──────── Data for processing ────────

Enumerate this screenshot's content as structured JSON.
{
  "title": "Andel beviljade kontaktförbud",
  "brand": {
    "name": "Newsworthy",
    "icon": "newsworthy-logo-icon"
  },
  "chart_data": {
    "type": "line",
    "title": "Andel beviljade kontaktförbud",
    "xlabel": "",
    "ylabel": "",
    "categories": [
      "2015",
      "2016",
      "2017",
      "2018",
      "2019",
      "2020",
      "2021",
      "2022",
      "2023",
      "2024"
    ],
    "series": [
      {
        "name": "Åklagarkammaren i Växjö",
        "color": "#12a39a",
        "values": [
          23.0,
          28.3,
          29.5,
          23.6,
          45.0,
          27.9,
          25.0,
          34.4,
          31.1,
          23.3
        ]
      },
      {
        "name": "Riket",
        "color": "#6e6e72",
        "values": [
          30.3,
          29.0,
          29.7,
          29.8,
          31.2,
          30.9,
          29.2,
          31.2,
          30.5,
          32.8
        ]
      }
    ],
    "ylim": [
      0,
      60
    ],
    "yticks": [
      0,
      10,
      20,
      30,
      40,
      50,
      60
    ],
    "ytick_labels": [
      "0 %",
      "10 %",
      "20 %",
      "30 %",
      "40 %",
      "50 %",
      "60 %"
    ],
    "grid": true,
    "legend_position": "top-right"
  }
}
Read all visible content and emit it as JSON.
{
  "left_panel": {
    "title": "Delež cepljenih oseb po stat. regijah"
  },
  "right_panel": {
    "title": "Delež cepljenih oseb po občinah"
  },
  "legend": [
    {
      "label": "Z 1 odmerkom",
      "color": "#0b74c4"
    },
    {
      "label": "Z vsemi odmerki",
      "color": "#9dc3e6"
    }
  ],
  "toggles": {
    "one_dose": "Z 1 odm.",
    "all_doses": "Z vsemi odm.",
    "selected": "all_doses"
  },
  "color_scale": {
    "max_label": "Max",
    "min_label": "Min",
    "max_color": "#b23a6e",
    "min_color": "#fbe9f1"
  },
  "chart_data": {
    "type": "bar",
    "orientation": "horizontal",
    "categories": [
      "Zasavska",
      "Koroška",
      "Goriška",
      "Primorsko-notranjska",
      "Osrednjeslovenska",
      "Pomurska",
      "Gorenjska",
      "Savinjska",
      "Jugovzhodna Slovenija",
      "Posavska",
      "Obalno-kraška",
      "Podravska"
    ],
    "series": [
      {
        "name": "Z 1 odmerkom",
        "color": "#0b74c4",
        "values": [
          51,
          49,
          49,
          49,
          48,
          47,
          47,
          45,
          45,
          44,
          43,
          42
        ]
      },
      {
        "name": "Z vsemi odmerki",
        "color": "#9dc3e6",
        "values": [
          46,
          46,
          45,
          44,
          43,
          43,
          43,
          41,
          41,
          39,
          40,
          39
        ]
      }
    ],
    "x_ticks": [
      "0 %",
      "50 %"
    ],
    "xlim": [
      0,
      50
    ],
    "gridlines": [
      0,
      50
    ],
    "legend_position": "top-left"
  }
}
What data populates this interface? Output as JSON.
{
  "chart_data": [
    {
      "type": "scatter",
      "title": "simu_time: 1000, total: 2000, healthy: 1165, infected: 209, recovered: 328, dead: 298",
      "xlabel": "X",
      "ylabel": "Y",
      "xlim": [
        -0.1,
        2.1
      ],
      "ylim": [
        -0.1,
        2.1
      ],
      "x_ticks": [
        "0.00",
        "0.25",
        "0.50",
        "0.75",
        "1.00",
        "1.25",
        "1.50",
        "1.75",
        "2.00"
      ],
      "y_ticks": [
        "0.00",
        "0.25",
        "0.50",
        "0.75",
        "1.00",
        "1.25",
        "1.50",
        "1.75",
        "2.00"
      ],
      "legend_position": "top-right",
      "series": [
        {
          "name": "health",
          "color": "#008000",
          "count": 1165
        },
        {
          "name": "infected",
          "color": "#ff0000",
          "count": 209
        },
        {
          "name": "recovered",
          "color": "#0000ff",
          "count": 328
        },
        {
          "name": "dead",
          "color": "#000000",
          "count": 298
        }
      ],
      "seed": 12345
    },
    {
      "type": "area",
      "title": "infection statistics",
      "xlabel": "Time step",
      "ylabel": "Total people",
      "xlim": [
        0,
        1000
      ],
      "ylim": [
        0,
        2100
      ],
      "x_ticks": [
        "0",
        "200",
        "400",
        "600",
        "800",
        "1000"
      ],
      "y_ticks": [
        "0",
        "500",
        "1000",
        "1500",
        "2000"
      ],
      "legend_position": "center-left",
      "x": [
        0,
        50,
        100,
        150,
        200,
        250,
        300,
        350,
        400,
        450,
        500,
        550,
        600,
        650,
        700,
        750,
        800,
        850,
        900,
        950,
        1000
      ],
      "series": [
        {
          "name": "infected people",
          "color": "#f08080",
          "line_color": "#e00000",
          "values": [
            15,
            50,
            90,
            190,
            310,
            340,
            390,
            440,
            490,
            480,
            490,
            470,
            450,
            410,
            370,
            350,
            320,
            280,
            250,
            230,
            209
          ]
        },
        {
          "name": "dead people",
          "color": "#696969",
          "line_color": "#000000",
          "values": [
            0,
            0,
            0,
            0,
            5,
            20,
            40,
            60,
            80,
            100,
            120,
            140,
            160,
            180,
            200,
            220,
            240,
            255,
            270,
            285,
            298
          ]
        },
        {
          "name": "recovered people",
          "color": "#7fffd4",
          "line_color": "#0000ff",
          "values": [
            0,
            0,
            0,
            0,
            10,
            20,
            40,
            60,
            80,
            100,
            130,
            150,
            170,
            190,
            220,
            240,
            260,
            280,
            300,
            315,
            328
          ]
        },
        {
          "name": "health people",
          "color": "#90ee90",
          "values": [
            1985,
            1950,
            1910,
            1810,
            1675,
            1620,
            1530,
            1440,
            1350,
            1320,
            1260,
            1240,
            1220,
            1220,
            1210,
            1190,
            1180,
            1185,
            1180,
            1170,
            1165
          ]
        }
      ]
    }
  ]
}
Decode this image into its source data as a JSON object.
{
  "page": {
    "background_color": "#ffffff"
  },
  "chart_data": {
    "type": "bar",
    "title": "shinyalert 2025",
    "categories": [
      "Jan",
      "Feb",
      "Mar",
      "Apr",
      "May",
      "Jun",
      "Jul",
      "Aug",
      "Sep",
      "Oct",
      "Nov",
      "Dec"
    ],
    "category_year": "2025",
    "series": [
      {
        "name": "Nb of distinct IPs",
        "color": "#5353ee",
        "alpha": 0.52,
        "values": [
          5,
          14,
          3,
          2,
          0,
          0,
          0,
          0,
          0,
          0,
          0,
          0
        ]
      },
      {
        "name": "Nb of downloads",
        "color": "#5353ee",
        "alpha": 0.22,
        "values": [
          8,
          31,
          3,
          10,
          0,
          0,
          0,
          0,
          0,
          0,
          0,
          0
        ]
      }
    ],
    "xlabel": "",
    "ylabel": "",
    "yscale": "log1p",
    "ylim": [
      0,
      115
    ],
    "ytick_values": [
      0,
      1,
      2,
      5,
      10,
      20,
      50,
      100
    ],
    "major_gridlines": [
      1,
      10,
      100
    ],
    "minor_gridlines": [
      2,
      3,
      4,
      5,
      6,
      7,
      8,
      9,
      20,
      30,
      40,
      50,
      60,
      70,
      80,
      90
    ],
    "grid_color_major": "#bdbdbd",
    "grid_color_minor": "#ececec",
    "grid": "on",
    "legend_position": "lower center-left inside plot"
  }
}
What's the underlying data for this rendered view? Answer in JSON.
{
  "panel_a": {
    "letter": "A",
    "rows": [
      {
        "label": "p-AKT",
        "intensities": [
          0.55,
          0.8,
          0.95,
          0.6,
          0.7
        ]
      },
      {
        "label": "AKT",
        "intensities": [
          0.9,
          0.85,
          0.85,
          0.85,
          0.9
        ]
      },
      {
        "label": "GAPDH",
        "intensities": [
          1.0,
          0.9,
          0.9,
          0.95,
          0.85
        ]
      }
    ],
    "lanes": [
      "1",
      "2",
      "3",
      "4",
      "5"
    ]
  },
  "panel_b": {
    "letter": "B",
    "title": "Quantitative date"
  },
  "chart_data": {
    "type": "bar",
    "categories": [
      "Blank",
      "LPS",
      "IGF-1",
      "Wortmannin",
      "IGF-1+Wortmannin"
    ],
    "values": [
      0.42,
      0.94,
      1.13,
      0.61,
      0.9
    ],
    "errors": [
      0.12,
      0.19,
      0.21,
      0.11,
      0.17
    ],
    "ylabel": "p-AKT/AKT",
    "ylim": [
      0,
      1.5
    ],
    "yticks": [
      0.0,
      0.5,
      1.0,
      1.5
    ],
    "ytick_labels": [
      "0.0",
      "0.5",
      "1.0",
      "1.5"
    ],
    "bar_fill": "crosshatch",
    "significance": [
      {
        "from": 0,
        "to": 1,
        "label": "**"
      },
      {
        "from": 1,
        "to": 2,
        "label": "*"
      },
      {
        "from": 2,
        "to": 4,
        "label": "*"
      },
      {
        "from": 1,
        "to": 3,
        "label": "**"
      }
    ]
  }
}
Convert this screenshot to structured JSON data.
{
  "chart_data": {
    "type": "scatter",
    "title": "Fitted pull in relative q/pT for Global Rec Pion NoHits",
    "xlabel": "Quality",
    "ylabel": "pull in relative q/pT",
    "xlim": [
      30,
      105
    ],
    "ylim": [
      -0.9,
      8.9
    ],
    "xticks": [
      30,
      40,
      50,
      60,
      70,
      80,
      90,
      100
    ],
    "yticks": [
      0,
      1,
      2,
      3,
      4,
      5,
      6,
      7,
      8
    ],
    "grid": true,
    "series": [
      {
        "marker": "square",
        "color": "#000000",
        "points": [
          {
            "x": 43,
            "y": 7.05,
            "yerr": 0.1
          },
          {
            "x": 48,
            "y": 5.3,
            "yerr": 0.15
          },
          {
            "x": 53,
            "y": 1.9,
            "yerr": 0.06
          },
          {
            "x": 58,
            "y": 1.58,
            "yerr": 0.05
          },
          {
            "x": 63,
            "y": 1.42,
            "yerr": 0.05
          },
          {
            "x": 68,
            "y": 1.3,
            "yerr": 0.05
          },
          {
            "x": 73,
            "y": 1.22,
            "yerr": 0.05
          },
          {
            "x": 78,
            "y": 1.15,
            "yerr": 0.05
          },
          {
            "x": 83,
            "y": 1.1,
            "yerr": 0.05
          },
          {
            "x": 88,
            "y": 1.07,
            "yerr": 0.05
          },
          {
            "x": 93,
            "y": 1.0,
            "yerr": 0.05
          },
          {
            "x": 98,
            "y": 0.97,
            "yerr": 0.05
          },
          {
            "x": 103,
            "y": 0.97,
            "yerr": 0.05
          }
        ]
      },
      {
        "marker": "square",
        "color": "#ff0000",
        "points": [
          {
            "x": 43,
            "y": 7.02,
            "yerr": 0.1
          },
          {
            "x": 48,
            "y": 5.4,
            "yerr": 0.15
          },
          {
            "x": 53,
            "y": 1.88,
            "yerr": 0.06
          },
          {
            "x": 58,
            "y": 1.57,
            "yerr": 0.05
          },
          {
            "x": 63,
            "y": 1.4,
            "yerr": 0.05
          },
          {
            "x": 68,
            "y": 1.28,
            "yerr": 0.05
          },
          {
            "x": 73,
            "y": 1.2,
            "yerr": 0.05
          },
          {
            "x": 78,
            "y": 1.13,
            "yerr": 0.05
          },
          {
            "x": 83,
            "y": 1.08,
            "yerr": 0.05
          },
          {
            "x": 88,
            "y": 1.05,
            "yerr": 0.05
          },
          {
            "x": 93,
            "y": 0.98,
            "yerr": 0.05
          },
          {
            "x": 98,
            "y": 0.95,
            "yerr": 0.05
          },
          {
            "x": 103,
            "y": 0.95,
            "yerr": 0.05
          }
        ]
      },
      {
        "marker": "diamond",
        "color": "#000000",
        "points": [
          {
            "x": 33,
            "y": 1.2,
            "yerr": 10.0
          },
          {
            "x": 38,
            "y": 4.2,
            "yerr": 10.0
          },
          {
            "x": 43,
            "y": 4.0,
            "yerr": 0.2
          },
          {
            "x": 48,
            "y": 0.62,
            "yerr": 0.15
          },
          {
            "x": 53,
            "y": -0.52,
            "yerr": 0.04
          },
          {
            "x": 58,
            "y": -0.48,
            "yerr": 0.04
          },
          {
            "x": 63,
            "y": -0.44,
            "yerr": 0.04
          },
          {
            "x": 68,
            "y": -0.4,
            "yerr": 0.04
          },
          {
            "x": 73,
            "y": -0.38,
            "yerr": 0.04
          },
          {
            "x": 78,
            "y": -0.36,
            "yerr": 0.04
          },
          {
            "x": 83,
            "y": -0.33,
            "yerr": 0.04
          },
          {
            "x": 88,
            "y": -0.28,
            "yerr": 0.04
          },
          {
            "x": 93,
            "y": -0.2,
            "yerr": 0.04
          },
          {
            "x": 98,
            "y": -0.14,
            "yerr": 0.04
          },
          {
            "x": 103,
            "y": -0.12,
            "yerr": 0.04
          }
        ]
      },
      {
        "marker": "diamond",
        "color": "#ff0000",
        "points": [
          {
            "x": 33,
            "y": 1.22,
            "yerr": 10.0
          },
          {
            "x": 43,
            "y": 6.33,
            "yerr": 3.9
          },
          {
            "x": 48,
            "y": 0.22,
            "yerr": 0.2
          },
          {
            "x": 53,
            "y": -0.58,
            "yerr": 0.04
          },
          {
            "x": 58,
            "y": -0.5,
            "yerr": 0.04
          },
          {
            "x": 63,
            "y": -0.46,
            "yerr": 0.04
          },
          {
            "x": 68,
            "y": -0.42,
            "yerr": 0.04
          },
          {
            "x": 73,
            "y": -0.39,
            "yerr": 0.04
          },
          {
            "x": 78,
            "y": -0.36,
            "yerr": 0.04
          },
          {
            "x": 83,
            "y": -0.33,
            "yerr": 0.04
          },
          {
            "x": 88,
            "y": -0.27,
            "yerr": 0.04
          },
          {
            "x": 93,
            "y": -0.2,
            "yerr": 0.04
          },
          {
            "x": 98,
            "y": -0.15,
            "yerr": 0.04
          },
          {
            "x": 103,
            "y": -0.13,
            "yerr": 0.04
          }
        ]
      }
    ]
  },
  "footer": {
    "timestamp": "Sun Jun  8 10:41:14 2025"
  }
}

────────

» Work instructions:
Using the entries above, state how many lines include the word "cepljenih", with no other words.

» Completed exercise:
2